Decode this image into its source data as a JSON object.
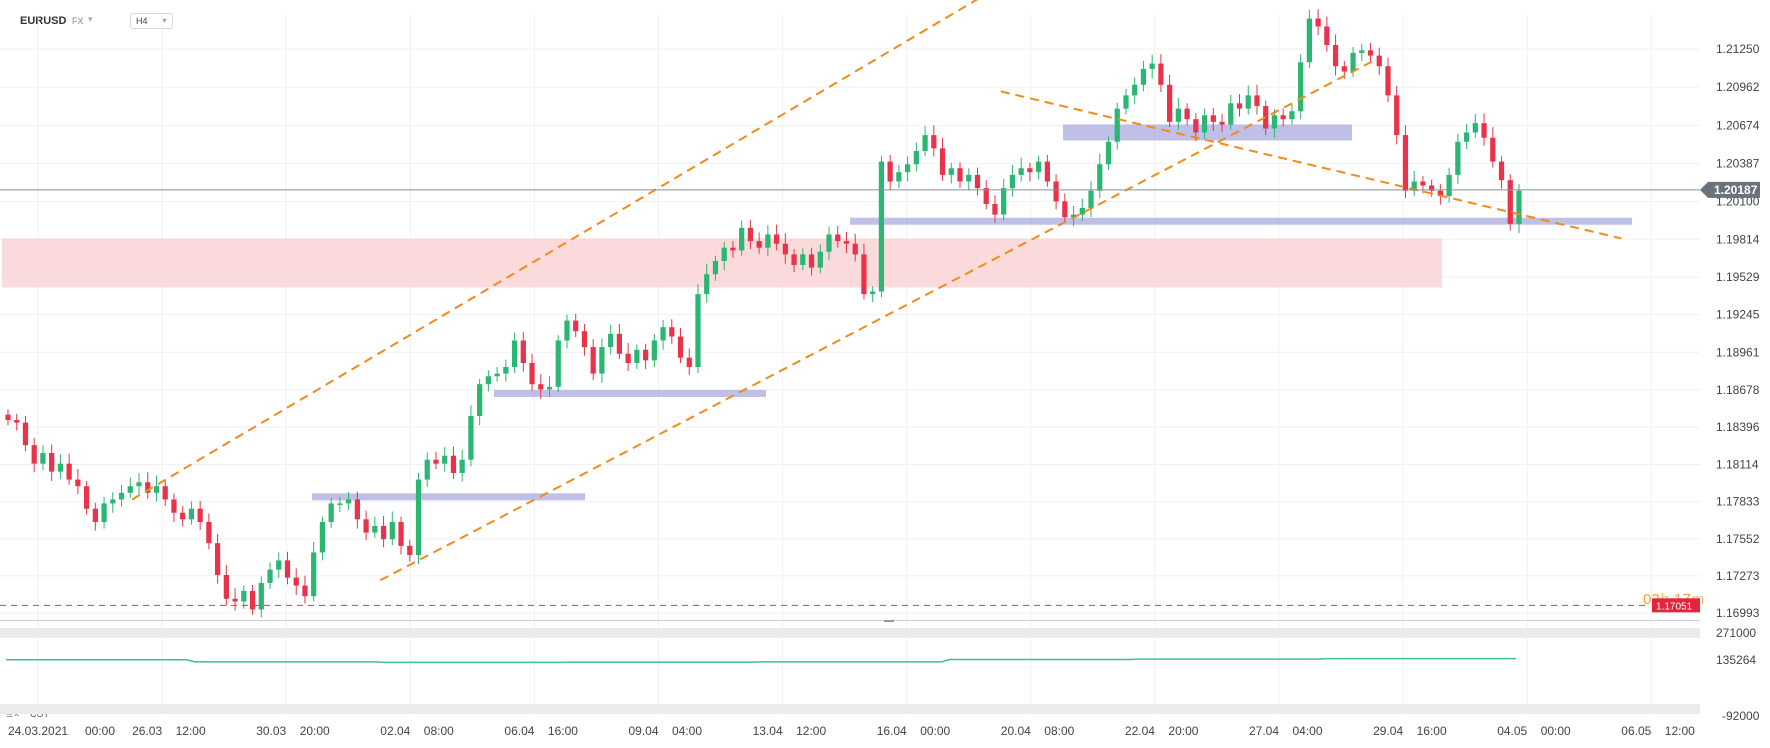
{
  "header": {
    "symbol": "EURUSD",
    "market": "FX",
    "timeframe": "H4"
  },
  "indicator": {
    "label": "COT"
  },
  "countdown": {
    "hours": "02",
    "h_unit": "h",
    "minutes": "17",
    "m_unit": "m"
  },
  "colors": {
    "bull": "#2bb673",
    "bear": "#e8334a",
    "trendline": "#f28a1c",
    "zone_blue": "#a9a9e0",
    "zone_red": "#f9d3d3",
    "current_price_bg": "#6b7279",
    "ref_line": "#e8334a",
    "cot_line": "#3fbf9f"
  },
  "chart_data": {
    "type": "candlestick",
    "symbol": "EURUSD",
    "timeframe": "H4",
    "current_price": "1.20187",
    "reference_price": "1.17051",
    "y_ticks": [
      "1.21250",
      "1.20962",
      "1.20674",
      "1.20387",
      "1.20100",
      "1.19814",
      "1.19529",
      "1.19245",
      "1.18961",
      "1.18678",
      "1.18396",
      "1.18114",
      "1.17833",
      "1.17552",
      "1.17273",
      "1.16993"
    ],
    "x_ticks": [
      {
        "date": "24.03.2021",
        "time": "00:00"
      },
      {
        "date": "26.03",
        "time": "12:00"
      },
      {
        "date": "30.03",
        "time": "20:00"
      },
      {
        "date": "02.04",
        "time": "08:00"
      },
      {
        "date": "06.04",
        "time": "16:00"
      },
      {
        "date": "09.04",
        "time": "04:00"
      },
      {
        "date": "13.04",
        "time": "12:00"
      },
      {
        "date": "16.04",
        "time": "00:00"
      },
      {
        "date": "20.04",
        "time": "08:00"
      },
      {
        "date": "22.04",
        "time": "20:00"
      },
      {
        "date": "27.04",
        "time": "04:00"
      },
      {
        "date": "29.04",
        "time": "16:00"
      },
      {
        "date": "04.05",
        "time": "00:00"
      },
      {
        "date": "06.05",
        "time": "12:00"
      }
    ],
    "closes": [
      1.1845,
      1.1843,
      1.1826,
      1.1812,
      1.182,
      1.1806,
      1.1812,
      1.18,
      1.1795,
      1.1778,
      1.1768,
      1.1782,
      1.1785,
      1.179,
      1.1795,
      1.1798,
      1.179,
      1.1795,
      1.1785,
      1.1775,
      1.177,
      1.1778,
      1.1768,
      1.1752,
      1.1728,
      1.171,
      1.1708,
      1.1716,
      1.1702,
      1.1722,
      1.1732,
      1.1739,
      1.1726,
      1.172,
      1.1712,
      1.1745,
      1.1768,
      1.1782,
      1.1782,
      1.1785,
      1.177,
      1.176,
      1.1765,
      1.1755,
      1.1768,
      1.175,
      1.1743,
      1.18,
      1.1815,
      1.1812,
      1.1818,
      1.1805,
      1.1815,
      1.1848,
      1.1872,
      1.1878,
      1.188,
      1.1885,
      1.1905,
      1.1888,
      1.1872,
      1.1868,
      1.187,
      1.1905,
      1.192,
      1.1912,
      1.19,
      1.188,
      1.19,
      1.191,
      1.1895,
      1.1888,
      1.1898,
      1.189,
      1.1905,
      1.1915,
      1.1908,
      1.1892,
      1.1885,
      1.194,
      1.1955,
      1.1965,
      1.1975,
      1.1973,
      1.199,
      1.198,
      1.1975,
      1.1985,
      1.1978,
      1.197,
      1.1962,
      1.197,
      1.196,
      1.1972,
      1.1985,
      1.198,
      1.1978,
      1.197,
      1.194,
      1.1942,
      1.204,
      1.2025,
      1.2032,
      1.2038,
      1.2048,
      1.206,
      1.205,
      1.203,
      1.2035,
      1.2025,
      1.203,
      1.202,
      1.2008,
      1.2,
      1.202,
      1.203,
      1.2035,
      1.2032,
      1.204,
      1.2025,
      1.201,
      1.1998,
      1.2,
      1.2005,
      1.2018,
      1.2038,
      1.2055,
      1.208,
      1.209,
      1.2098,
      1.211,
      1.2114,
      1.2098,
      1.207,
      1.208,
      1.2072,
      1.2062,
      1.2075,
      1.207,
      1.2068,
      1.2084,
      1.208,
      1.209,
      1.2082,
      1.2065,
      1.2075,
      1.2072,
      1.2078,
      1.2115,
      1.2148,
      1.2142,
      1.2128,
      1.2112,
      1.2108,
      1.2122,
      1.2124,
      1.212,
      1.2112,
      1.209,
      1.206,
      1.2018,
      1.2025,
      1.2022,
      1.2018,
      1.2014,
      1.203,
      1.2055,
      1.2062,
      1.2069,
      1.2058,
      1.204,
      1.2026,
      1.1993,
      1.2018
    ],
    "annotations": {
      "trendlines": [
        {
          "from": [
            "26.03 12:00",
            1.1785
          ],
          "to": [
            "20.04 08:00",
            1.2173
          ]
        },
        {
          "from": [
            "02.04 08:00",
            1.1724
          ],
          "to": [
            "29.04 16:00",
            1.2116
          ]
        },
        {
          "from": [
            "20.04 08:00",
            1.2093
          ],
          "to": [
            "06.05 12:00",
            1.1982
          ]
        }
      ],
      "zones": [
        {
          "kind": "support",
          "price": 1.1787
        },
        {
          "kind": "support",
          "price": 1.1865
        },
        {
          "kind": "support",
          "price": 1.1995
        },
        {
          "kind": "resistance",
          "price": 1.2062
        },
        {
          "kind": "demand",
          "from": 1.1945,
          "to": 1.1982
        }
      ],
      "reference_line": 1.17051
    },
    "indicator": {
      "name": "COT",
      "y_ticks": [
        "271000",
        "135264",
        "-92000"
      ],
      "values": [
        138000,
        138000,
        129000,
        129000,
        127000,
        127000,
        128000,
        128000,
        129000,
        129000,
        139000,
        139000,
        141000,
        141000,
        143000,
        143000,
        143000
      ]
    }
  }
}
····················
* [TASK DIRECTIONS]:
Write out each entry exactly as given, omitting any picture.

* [TASK OUTPUT]:
Decode this image into its source data as a JSON object.
{
  "header": {
    "symbol": "EURUSD",
    "market": "FX",
    "timeframe": "H4"
  },
  "indicator": {
    "label": "COT"
  },
  "countdown": {
    "hours": "02",
    "h_unit": "h",
    "minutes": "17",
    "m_unit": "m"
  },
  "colors": {
    "bull": "#2bb673",
    "bear": "#e8334a",
    "trendline": "#f28a1c",
    "zone_blue": "#a9a9e0",
    "zone_red": "#f9d3d3",
    "current_price_bg": "#6b7279",
    "ref_line": "#e8334a",
    "cot_line": "#3fbf9f"
  },
  "chart_data": {
    "type": "candlestick",
    "symbol": "EURUSD",
    "timeframe": "H4",
    "current_price": "1.20187",
    "reference_price": "1.17051",
    "y_ticks": [
      "1.21250",
      "1.20962",
      "1.20674",
      "1.20387",
      "1.20100",
      "1.19814",
      "1.19529",
      "1.19245",
      "1.18961",
      "1.18678",
      "1.18396",
      "1.18114",
      "1.17833",
      "1.17552",
      "1.17273",
      "1.16993"
    ],
    "x_ticks": [
      {
        "date": "24.03.2021",
        "time": "00:00"
      },
      {
        "date": "26.03",
        "time": "12:00"
      },
      {
        "date": "30.03",
        "time": "20:00"
      },
      {
        "date": "02.04",
        "time": "08:00"
      },
      {
        "date": "06.04",
        "time": "16:00"
      },
      {
        "date": "09.04",
        "time": "04:00"
      },
      {
        "date": "13.04",
        "time": "12:00"
      },
      {
        "date": "16.04",
        "time": "00:00"
      },
      {
        "date": "20.04",
        "time": "08:00"
      },
      {
        "date": "22.04",
        "time": "20:00"
      },
      {
        "date": "27.04",
        "time": "04:00"
      },
      {
        "date": "29.04",
        "time": "16:00"
      },
      {
        "date": "04.05",
        "time": "00:00"
      },
      {
        "date": "06.05",
        "time": "12:00"
      }
    ],
    "closes": [
      1.1845,
      1.1843,
      1.1826,
      1.1812,
      1.182,
      1.1806,
      1.1812,
      1.18,
      1.1795,
      1.1778,
      1.1768,
      1.1782,
      1.1785,
      1.179,
      1.1795,
      1.1798,
      1.179,
      1.1795,
      1.1785,
      1.1775,
      1.177,
      1.1778,
      1.1768,
      1.1752,
      1.1728,
      1.171,
      1.1708,
      1.1716,
      1.1702,
      1.1722,
      1.1732,
      1.1739,
      1.1726,
      1.172,
      1.1712,
      1.1745,
      1.1768,
      1.1782,
      1.1782,
      1.1785,
      1.177,
      1.176,
      1.1765,
      1.1755,
      1.1768,
      1.175,
      1.1743,
      1.18,
      1.1815,
      1.1812,
      1.1818,
      1.1805,
      1.1815,
      1.1848,
      1.1872,
      1.1878,
      1.188,
      1.1885,
      1.1905,
      1.1888,
      1.1872,
      1.1868,
      1.187,
      1.1905,
      1.192,
      1.1912,
      1.19,
      1.188,
      1.19,
      1.191,
      1.1895,
      1.1888,
      1.1898,
      1.189,
      1.1905,
      1.1915,
      1.1908,
      1.1892,
      1.1885,
      1.194,
      1.1955,
      1.1965,
      1.1975,
      1.1973,
      1.199,
      1.198,
      1.1975,
      1.1985,
      1.1978,
      1.197,
      1.1962,
      1.197,
      1.196,
      1.1972,
      1.1985,
      1.198,
      1.1978,
      1.197,
      1.194,
      1.1942,
      1.204,
      1.2025,
      1.2032,
      1.2038,
      1.2048,
      1.206,
      1.205,
      1.203,
      1.2035,
      1.2025,
      1.203,
      1.202,
      1.2008,
      1.2,
      1.202,
      1.203,
      1.2035,
      1.2032,
      1.204,
      1.2025,
      1.201,
      1.1998,
      1.2,
      1.2005,
      1.2018,
      1.2038,
      1.2055,
      1.208,
      1.209,
      1.2098,
      1.211,
      1.2114,
      1.2098,
      1.207,
      1.208,
      1.2072,
      1.2062,
      1.2075,
      1.207,
      1.2068,
      1.2084,
      1.208,
      1.209,
      1.2082,
      1.2065,
      1.2075,
      1.2072,
      1.2078,
      1.2115,
      1.2148,
      1.2142,
      1.2128,
      1.2112,
      1.2108,
      1.2122,
      1.2124,
      1.212,
      1.2112,
      1.209,
      1.206,
      1.2018,
      1.2025,
      1.2022,
      1.2018,
      1.2014,
      1.203,
      1.2055,
      1.2062,
      1.2069,
      1.2058,
      1.204,
      1.2026,
      1.1993,
      1.2018
    ],
    "annotations": {
      "trendlines": [
        {
          "from": [
            "26.03 12:00",
            1.1785
          ],
          "to": [
            "20.04 08:00",
            1.2173
          ]
        },
        {
          "from": [
            "02.04 08:00",
            1.1724
          ],
          "to": [
            "29.04 16:00",
            1.2116
          ]
        },
        {
          "from": [
            "20.04 08:00",
            1.2093
          ],
          "to": [
            "06.05 12:00",
            1.1982
          ]
        }
      ],
      "zones": [
        {
          "kind": "support",
          "price": 1.1787
        },
        {
          "kind": "support",
          "price": 1.1865
        },
        {
          "kind": "support",
          "price": 1.1995
        },
        {
          "kind": "resistance",
          "price": 1.2062
        },
        {
          "kind": "demand",
          "from": 1.1945,
          "to": 1.1982
        }
      ],
      "reference_line": 1.17051
    },
    "indicator": {
      "name": "COT",
      "y_ticks": [
        "271000",
        "135264",
        "-92000"
      ],
      "values": [
        138000,
        138000,
        129000,
        129000,
        127000,
        127000,
        128000,
        128000,
        129000,
        129000,
        139000,
        139000,
        141000,
        141000,
        143000,
        143000,
        143000
      ]
    }
  }
}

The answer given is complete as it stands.